** begin DATA IN THIS EXERCISE **

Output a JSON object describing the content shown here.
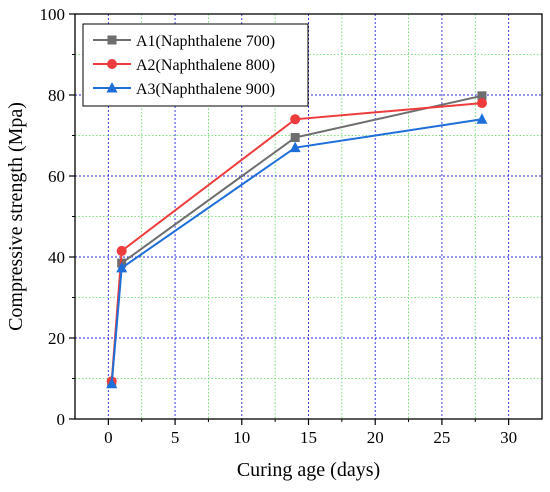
{
  "chart_data": {
    "type": "line",
    "title": "",
    "xlabel": "Curing age (days)",
    "ylabel": "Compressive strength (Mpa)",
    "xlim": [
      -2.5,
      32.5
    ],
    "ylim": [
      0,
      100
    ],
    "xticks": [
      0,
      5,
      10,
      15,
      20,
      25,
      30
    ],
    "yticks": [
      0,
      20,
      40,
      60,
      80,
      100
    ],
    "grid": true,
    "legend_position": "top-left",
    "series": [
      {
        "name": "A1(Naphthalene 700)",
        "color": "#6e6e6e",
        "marker": "square",
        "x": [
          0.25,
          1,
          14,
          28
        ],
        "y": [
          9,
          38.5,
          69.5,
          79.8
        ]
      },
      {
        "name": "A2(Naphthalene 800)",
        "color": "#ee3b3b",
        "marker": "circle",
        "x": [
          0.25,
          1,
          14,
          28
        ],
        "y": [
          9.3,
          41.5,
          74,
          78
        ]
      },
      {
        "name": "A3(Naphthalene 900)",
        "color": "#1e6fd9",
        "marker": "triangle",
        "x": [
          0.25,
          1,
          14,
          28
        ],
        "y": [
          8.7,
          37.3,
          67,
          74
        ]
      }
    ]
  }
}
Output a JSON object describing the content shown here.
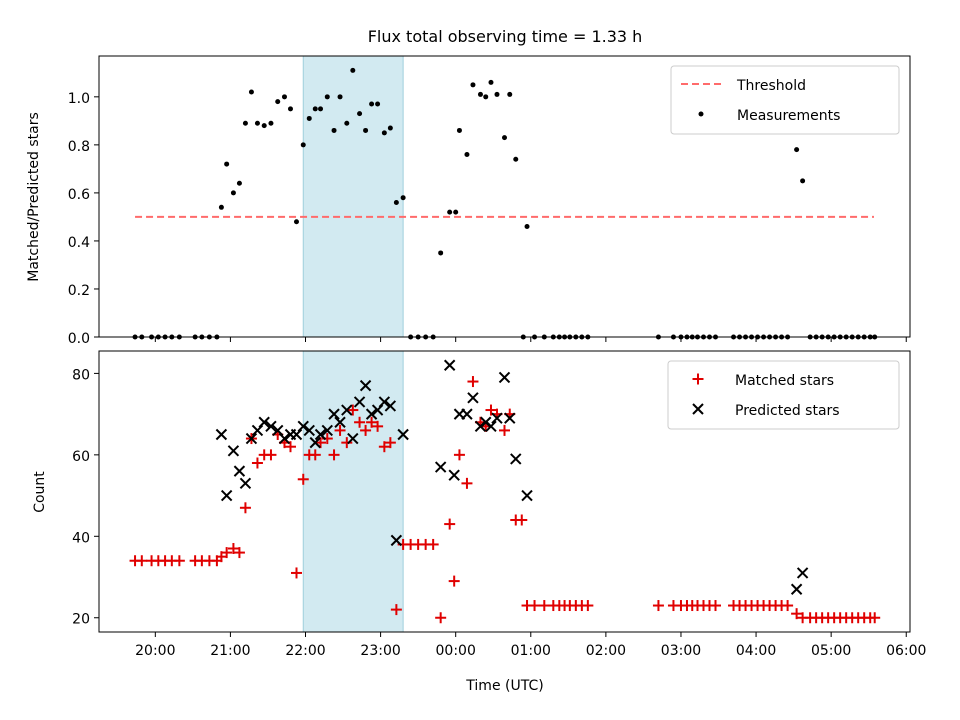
{
  "figure_title": "Flux total observing time = 1.33 h",
  "colors": {
    "threshold": "#ff6b6b",
    "measurement": "#000000",
    "matched": "#e00000",
    "predicted": "#000000",
    "window": "#add8e6"
  },
  "chart_data": [
    {
      "type": "scatter",
      "ylabel": "Matched/Predicted stars",
      "xlim": [
        19.25,
        30.05
      ],
      "ylim": [
        0,
        1.17
      ],
      "yticks": [
        0.0,
        0.2,
        0.4,
        0.6,
        0.8,
        1.0
      ],
      "ytick_labels": [
        "0.0",
        "0.2",
        "0.4",
        "0.6",
        "0.8",
        "1.0"
      ],
      "highlight_span": [
        21.97,
        23.3
      ],
      "threshold": {
        "name": "Threshold",
        "value": 0.5,
        "x_range": [
          19.73,
          29.57
        ]
      },
      "legend_position": "upper right",
      "legend": [
        "Threshold",
        "Measurements"
      ],
      "series": [
        {
          "name": "Measurements",
          "points": [
            [
              19.73,
              0
            ],
            [
              19.82,
              0
            ],
            [
              19.95,
              0
            ],
            [
              20.04,
              0
            ],
            [
              20.13,
              0
            ],
            [
              20.22,
              0
            ],
            [
              20.32,
              0
            ],
            [
              20.53,
              0
            ],
            [
              20.62,
              0
            ],
            [
              20.72,
              0
            ],
            [
              20.82,
              0
            ],
            [
              20.88,
              0.54
            ],
            [
              20.95,
              0.72
            ],
            [
              21.04,
              0.6
            ],
            [
              21.12,
              0.64
            ],
            [
              21.2,
              0.89
            ],
            [
              21.28,
              1.02
            ],
            [
              21.36,
              0.89
            ],
            [
              21.45,
              0.88
            ],
            [
              21.54,
              0.89
            ],
            [
              21.63,
              0.98
            ],
            [
              21.72,
              1.0
            ],
            [
              21.8,
              0.95
            ],
            [
              21.88,
              0.48
            ],
            [
              21.97,
              0.8
            ],
            [
              22.05,
              0.91
            ],
            [
              22.13,
              0.95
            ],
            [
              22.2,
              0.95
            ],
            [
              22.29,
              1.0
            ],
            [
              22.38,
              0.86
            ],
            [
              22.46,
              1.0
            ],
            [
              22.55,
              0.89
            ],
            [
              22.63,
              1.11
            ],
            [
              22.72,
              0.93
            ],
            [
              22.8,
              0.86
            ],
            [
              22.88,
              0.97
            ],
            [
              22.96,
              0.97
            ],
            [
              23.05,
              0.85
            ],
            [
              23.13,
              0.87
            ],
            [
              23.21,
              0.56
            ],
            [
              23.3,
              0.58
            ],
            [
              23.4,
              0
            ],
            [
              23.5,
              0
            ],
            [
              23.6,
              0
            ],
            [
              23.7,
              0
            ],
            [
              23.8,
              0.35
            ],
            [
              23.92,
              0.52
            ],
            [
              24.0,
              0.52
            ],
            [
              24.05,
              0.86
            ],
            [
              24.15,
              0.76
            ],
            [
              24.23,
              1.05
            ],
            [
              24.33,
              1.01
            ],
            [
              24.4,
              1.0
            ],
            [
              24.47,
              1.06
            ],
            [
              24.55,
              1.01
            ],
            [
              24.65,
              0.83
            ],
            [
              24.72,
              1.01
            ],
            [
              24.8,
              0.74
            ],
            [
              24.95,
              0.46
            ],
            [
              24.9,
              0
            ],
            [
              25.05,
              0
            ],
            [
              25.18,
              0
            ],
            [
              25.3,
              0
            ],
            [
              25.38,
              0
            ],
            [
              25.45,
              0
            ],
            [
              25.52,
              0
            ],
            [
              25.6,
              0
            ],
            [
              25.68,
              0
            ],
            [
              25.76,
              0
            ],
            [
              26.7,
              0
            ],
            [
              26.9,
              0
            ],
            [
              27.0,
              0
            ],
            [
              27.08,
              0
            ],
            [
              27.15,
              0
            ],
            [
              27.22,
              0
            ],
            [
              27.3,
              0
            ],
            [
              27.38,
              0
            ],
            [
              27.46,
              0
            ],
            [
              27.7,
              0
            ],
            [
              27.78,
              0
            ],
            [
              27.86,
              0
            ],
            [
              27.94,
              0
            ],
            [
              28.02,
              0
            ],
            [
              28.1,
              0
            ],
            [
              28.18,
              0
            ],
            [
              28.26,
              0
            ],
            [
              28.34,
              0
            ],
            [
              28.42,
              0
            ],
            [
              28.54,
              0.78
            ],
            [
              28.62,
              0.65
            ],
            [
              28.72,
              0
            ],
            [
              28.8,
              0
            ],
            [
              28.88,
              0
            ],
            [
              28.96,
              0
            ],
            [
              29.04,
              0
            ],
            [
              29.12,
              0
            ],
            [
              29.2,
              0
            ],
            [
              29.28,
              0
            ],
            [
              29.36,
              0
            ],
            [
              29.44,
              0
            ],
            [
              29.52,
              0
            ],
            [
              29.58,
              0
            ]
          ]
        }
      ]
    },
    {
      "type": "scatter",
      "ylabel": "Count",
      "xlabel": "Time (UTC)",
      "xlim": [
        19.25,
        30.05
      ],
      "ylim": [
        16.5,
        85.5
      ],
      "yticks": [
        20,
        40,
        60,
        80
      ],
      "ytick_labels": [
        "20",
        "40",
        "60",
        "80"
      ],
      "xticks": [
        20,
        21,
        22,
        23,
        24,
        25,
        26,
        27,
        28,
        29,
        30
      ],
      "xtick_labels": [
        "20:00",
        "21:00",
        "22:00",
        "23:00",
        "00:00",
        "01:00",
        "02:00",
        "03:00",
        "04:00",
        "05:00",
        "06:00"
      ],
      "highlight_span": [
        21.97,
        23.3
      ],
      "legend_position": "upper right",
      "legend": [
        "Matched stars",
        "Predicted stars"
      ],
      "series": [
        {
          "name": "Matched stars",
          "points": [
            [
              19.73,
              34
            ],
            [
              19.82,
              34
            ],
            [
              19.95,
              34
            ],
            [
              20.04,
              34
            ],
            [
              20.13,
              34
            ],
            [
              20.22,
              34
            ],
            [
              20.32,
              34
            ],
            [
              20.53,
              34
            ],
            [
              20.62,
              34
            ],
            [
              20.72,
              34
            ],
            [
              20.82,
              34
            ],
            [
              20.88,
              35
            ],
            [
              20.95,
              36
            ],
            [
              21.04,
              37
            ],
            [
              21.12,
              36
            ],
            [
              21.2,
              47
            ],
            [
              21.28,
              64
            ],
            [
              21.36,
              58
            ],
            [
              21.45,
              60
            ],
            [
              21.54,
              60
            ],
            [
              21.63,
              65
            ],
            [
              21.72,
              63
            ],
            [
              21.8,
              62
            ],
            [
              21.88,
              31
            ],
            [
              21.97,
              54
            ],
            [
              22.05,
              60
            ],
            [
              22.13,
              60
            ],
            [
              22.2,
              63
            ],
            [
              22.29,
              64
            ],
            [
              22.38,
              60
            ],
            [
              22.46,
              66
            ],
            [
              22.55,
              63
            ],
            [
              22.63,
              71
            ],
            [
              22.72,
              68
            ],
            [
              22.8,
              66
            ],
            [
              22.88,
              68
            ],
            [
              22.96,
              67
            ],
            [
              23.05,
              62
            ],
            [
              23.13,
              63
            ],
            [
              23.21,
              22
            ],
            [
              23.3,
              38
            ],
            [
              23.4,
              38
            ],
            [
              23.5,
              38
            ],
            [
              23.6,
              38
            ],
            [
              23.7,
              38
            ],
            [
              23.8,
              20
            ],
            [
              23.92,
              43
            ],
            [
              23.98,
              29
            ],
            [
              24.05,
              60
            ],
            [
              24.15,
              53
            ],
            [
              24.23,
              78
            ],
            [
              24.33,
              68
            ],
            [
              24.4,
              67
            ],
            [
              24.47,
              71
            ],
            [
              24.55,
              70
            ],
            [
              24.65,
              66
            ],
            [
              24.72,
              70
            ],
            [
              24.8,
              44
            ],
            [
              24.88,
              44
            ],
            [
              24.95,
              23
            ],
            [
              25.05,
              23
            ],
            [
              25.18,
              23
            ],
            [
              25.3,
              23
            ],
            [
              25.38,
              23
            ],
            [
              25.45,
              23
            ],
            [
              25.52,
              23
            ],
            [
              25.6,
              23
            ],
            [
              25.68,
              23
            ],
            [
              25.76,
              23
            ],
            [
              26.7,
              23
            ],
            [
              26.9,
              23
            ],
            [
              27.0,
              23
            ],
            [
              27.08,
              23
            ],
            [
              27.15,
              23
            ],
            [
              27.22,
              23
            ],
            [
              27.3,
              23
            ],
            [
              27.38,
              23
            ],
            [
              27.46,
              23
            ],
            [
              27.7,
              23
            ],
            [
              27.78,
              23
            ],
            [
              27.86,
              23
            ],
            [
              27.94,
              23
            ],
            [
              28.02,
              23
            ],
            [
              28.1,
              23
            ],
            [
              28.18,
              23
            ],
            [
              28.26,
              23
            ],
            [
              28.34,
              23
            ],
            [
              28.42,
              23
            ],
            [
              28.54,
              21
            ],
            [
              28.62,
              20
            ],
            [
              28.72,
              20
            ],
            [
              28.8,
              20
            ],
            [
              28.88,
              20
            ],
            [
              28.96,
              20
            ],
            [
              29.04,
              20
            ],
            [
              29.12,
              20
            ],
            [
              29.2,
              20
            ],
            [
              29.28,
              20
            ],
            [
              29.36,
              20
            ],
            [
              29.44,
              20
            ],
            [
              29.52,
              20
            ],
            [
              29.58,
              20
            ]
          ]
        },
        {
          "name": "Predicted stars",
          "points": [
            [
              20.88,
              65
            ],
            [
              20.95,
              50
            ],
            [
              21.04,
              61
            ],
            [
              21.12,
              56
            ],
            [
              21.2,
              53
            ],
            [
              21.28,
              64
            ],
            [
              21.36,
              66
            ],
            [
              21.45,
              68
            ],
            [
              21.54,
              67
            ],
            [
              21.63,
              66
            ],
            [
              21.72,
              64
            ],
            [
              21.8,
              65
            ],
            [
              21.88,
              65
            ],
            [
              21.97,
              67
            ],
            [
              22.05,
              66
            ],
            [
              22.13,
              63
            ],
            [
              22.2,
              65
            ],
            [
              22.29,
              66
            ],
            [
              22.38,
              70
            ],
            [
              22.46,
              68
            ],
            [
              22.55,
              71
            ],
            [
              22.63,
              64
            ],
            [
              22.72,
              73
            ],
            [
              22.8,
              77
            ],
            [
              22.88,
              70
            ],
            [
              22.96,
              71
            ],
            [
              23.05,
              73
            ],
            [
              23.13,
              72
            ],
            [
              23.21,
              39
            ],
            [
              23.3,
              65
            ],
            [
              23.8,
              57
            ],
            [
              23.92,
              82
            ],
            [
              23.98,
              55
            ],
            [
              24.05,
              70
            ],
            [
              24.15,
              70
            ],
            [
              24.23,
              74
            ],
            [
              24.33,
              67
            ],
            [
              24.4,
              68
            ],
            [
              24.47,
              67
            ],
            [
              24.55,
              69
            ],
            [
              24.65,
              79
            ],
            [
              24.72,
              69
            ],
            [
              24.8,
              59
            ],
            [
              24.95,
              50
            ],
            [
              28.54,
              27
            ],
            [
              28.62,
              31
            ]
          ]
        }
      ]
    }
  ]
}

** end DATA IN THIS EXERCISE **

Each line that has the word "xlabel" counts once. How many such lines are in the data? Give the number alone.

2